Identify and reproduce every line holding the string "IvyPanda".

• _Material for this exercise_
* * * * * * * * *

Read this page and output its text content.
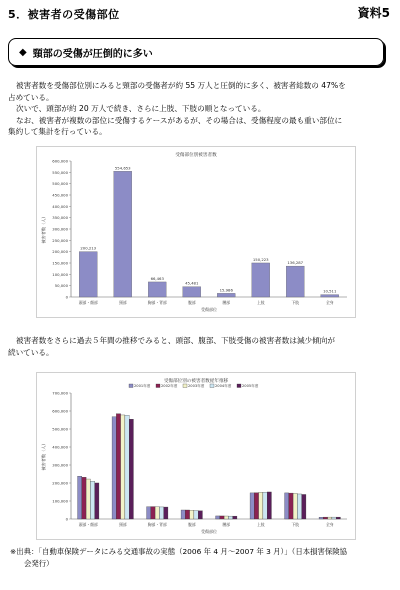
5．被害者の受傷部位	資料5
◆ 頸部の受傷が圧倒的に多い

被害者数を受傷部位別にみると頸部の受傷者が約 55 万人と圧倒的に多く、被害者総数の 47%を

占めている。

次いで、頭部が約 20 万人で続き、さらに上肢、下肢の順となっている。

なお、被害者が複数の部位に受傷するケースがあるが、その場合は、受傷程度の最も重い部位に

集約して集計を行っている。

受傷部位別被害者数
0
50,000
100,000
150,000
200,000
250,000
300,000
350,000
400,000
450,000
500,000
550,000
600,000
被害者数（人）
頭部・顔部	頸部	胸部・背部	腹部	腰部	上肢	下肢	全身
受傷部位
200,213
554,653
66,463
45,481
15,986
150,223
136,287
10,511

被害者数をさらに過去５年間の推移でみると、頭部、腹部、下肢受傷の被害者数は減少傾向が

続いている。

受傷部位別の被害者数経年推移
0
100,000
200,000
300,000
400,000
500,000
600,000
700,000
被害者数（人）
頭部・顔部	頸部	胸部・背部	腹部	腰部	上肢	下肢	全身
受傷部位
2001年度	2002年度	2003年度	2004年度	2005年度
※出典：「自動車保険データにみる交通事故の実態（2006 年 4 月～2007 年 3 月）」（日本損害保険協
会発行）
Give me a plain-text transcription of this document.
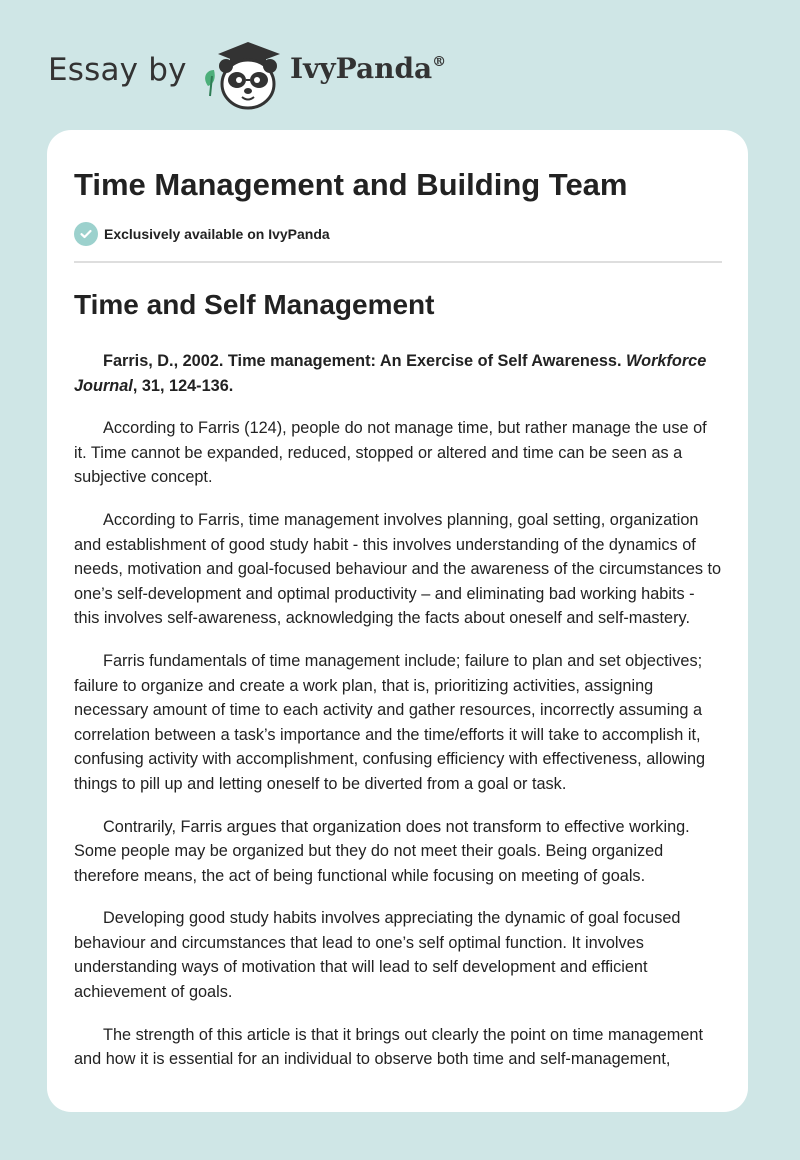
Essay by	IvyPanda®
Time Management and Building Team
Exclusively available on IvyPanda
Time and Self Management

Farris, D., 2002. Time management: An Exercise of Self Awareness. Workforce Journal, 31, 124-136.

According to Farris (124), people do not manage time, but rather manage the use of it. Time cannot be expanded, reduced, stopped or altered and time can be seen as a subjective concept.

According to Farris, time management involves planning, goal setting, organization and establishment of good study habit - this involves understanding of the dynamics of needs, motivation and goal-focused behaviour and the awareness of the circumstances to one’s self-development and optimal productivity – and eliminating bad working habits - this involves self-awareness, acknowledging the facts about oneself and self-mastery.

Farris fundamentals of time management include; failure to plan and set objectives; failure to organize and create a work plan, that is, prioritizing activities, assigning necessary amount of time to each activity and gather resources, incorrectly assuming a correlation between a task’s importance and the time/efforts it will take to accomplish it, confusing activity with accomplishment, confusing efficiency with effectiveness, allowing things to pill up and letting oneself to be diverted from a goal or task.

Contrarily, Farris argues that organization does not transform to effective working. Some people may be organized but they do not meet their goals. Being organized therefore means, the act of being functional while focusing on meeting of goals.

Developing good study habits involves appreciating the dynamic of goal focused behaviour and circumstances that lead to one’s self optimal function. It involves understanding ways of motivation that will lead to self development and efficient achievement of goals.

The strength of this article is that it brings out clearly the point on time management and how it is essential for an individual to observe both time and self-management,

* * * * * * * * *

• _Answer to this problem_
Essay by	IvyPanda®
Exclusively available on IvyPanda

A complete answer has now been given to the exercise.